Could you repeat the records below exactly, leaving out any pictures?
[start DATASET CONTENT]
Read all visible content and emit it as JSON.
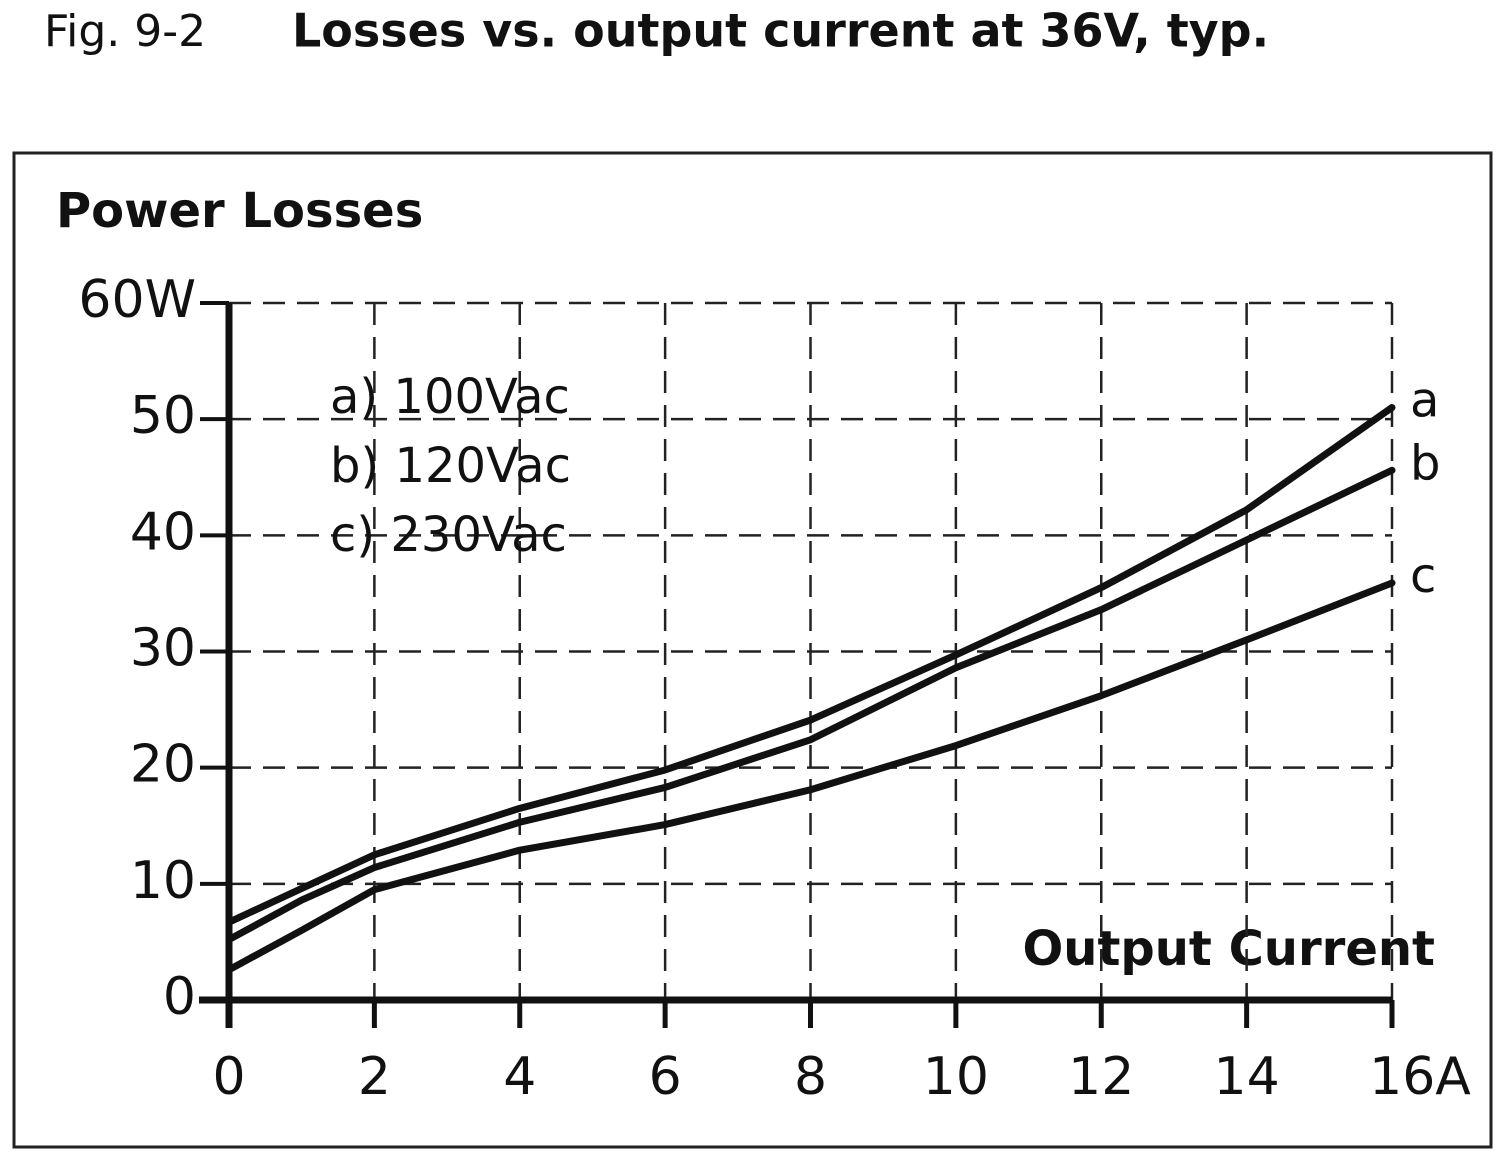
{
  "chart_data": {
    "type": "line",
    "figure_label": "Fig. 9-2",
    "title": "Losses vs. output current at 36V, typ.",
    "ylabel": "Power Losses",
    "xlabel": "Output Current",
    "x": [
      0,
      1,
      2,
      4,
      6,
      8,
      10,
      12,
      14,
      16
    ],
    "series": [
      {
        "name": "a) 100Vac",
        "label": "a",
        "color": "#111111",
        "values": [
          6.7,
          9.6,
          12.5,
          16.5,
          19.8,
          24.1,
          29.7,
          35.5,
          42.2,
          51
        ]
      },
      {
        "name": "b) 120Vac",
        "label": "b",
        "color": "#111111",
        "values": [
          5.2,
          8.6,
          11.4,
          15.3,
          18.3,
          22.4,
          28.6,
          33.6,
          39.6,
          45.6
        ]
      },
      {
        "name": "c) 230Vac",
        "label": "c",
        "color": "#111111",
        "values": [
          2.6,
          6.0,
          9.5,
          12.9,
          15.1,
          18.1,
          21.9,
          26.2,
          31,
          35.9
        ]
      }
    ],
    "xlim": [
      0,
      16
    ],
    "xticks": [
      0,
      2,
      4,
      6,
      8,
      10,
      12,
      14,
      {
        "value": 16,
        "label": "16A"
      }
    ],
    "ylim": [
      0,
      60
    ],
    "yticks": [
      0,
      10,
      20,
      30,
      40,
      50,
      {
        "value": 60,
        "label": "60W"
      }
    ],
    "grid": true
  }
}
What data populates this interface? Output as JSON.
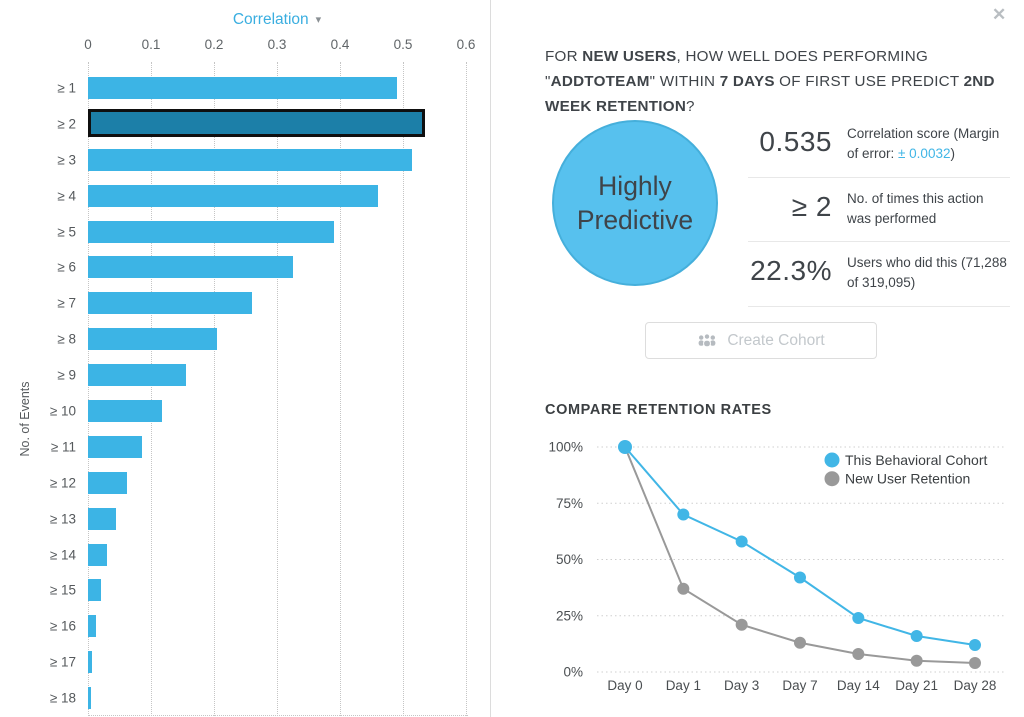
[end DATASET CONTENT]
RESULT FOR THIS TASK ▸
Read all visible content and emit it as JSON.
{
  "chart_data": {
    "type": "line",
    "figure_label": "Fig. 9-2",
    "title": "Losses vs. output current at 36V, typ.",
    "ylabel": "Power Losses",
    "xlabel": "Output Current",
    "x": [
      0,
      1,
      2,
      4,
      6,
      8,
      10,
      12,
      14,
      16
    ],
    "series": [
      {
        "name": "a) 100Vac",
        "label": "a",
        "color": "#111111",
        "values": [
          6.7,
          9.6,
          12.5,
          16.5,
          19.8,
          24.1,
          29.7,
          35.5,
          42.2,
          51
        ]
      },
      {
        "name": "b) 120Vac",
        "label": "b",
        "color": "#111111",
        "values": [
          5.2,
          8.6,
          11.4,
          15.3,
          18.3,
          22.4,
          28.6,
          33.6,
          39.6,
          45.6
        ]
      },
      {
        "name": "c) 230Vac",
        "label": "c",
        "color": "#111111",
        "values": [
          2.6,
          6.0,
          9.5,
          12.9,
          15.1,
          18.1,
          21.9,
          26.2,
          31,
          35.9
        ]
      }
    ],
    "xlim": [
      0,
      16
    ],
    "xticks": [
      0,
      2,
      4,
      6,
      8,
      10,
      12,
      14,
      {
        "value": 16,
        "label": "16A"
      }
    ],
    "ylim": [
      0,
      60
    ],
    "yticks": [
      0,
      10,
      20,
      30,
      40,
      50,
      {
        "value": 60,
        "label": "60W"
      }
    ],
    "grid": true
  }
}
What data populates this interface? Output as JSON.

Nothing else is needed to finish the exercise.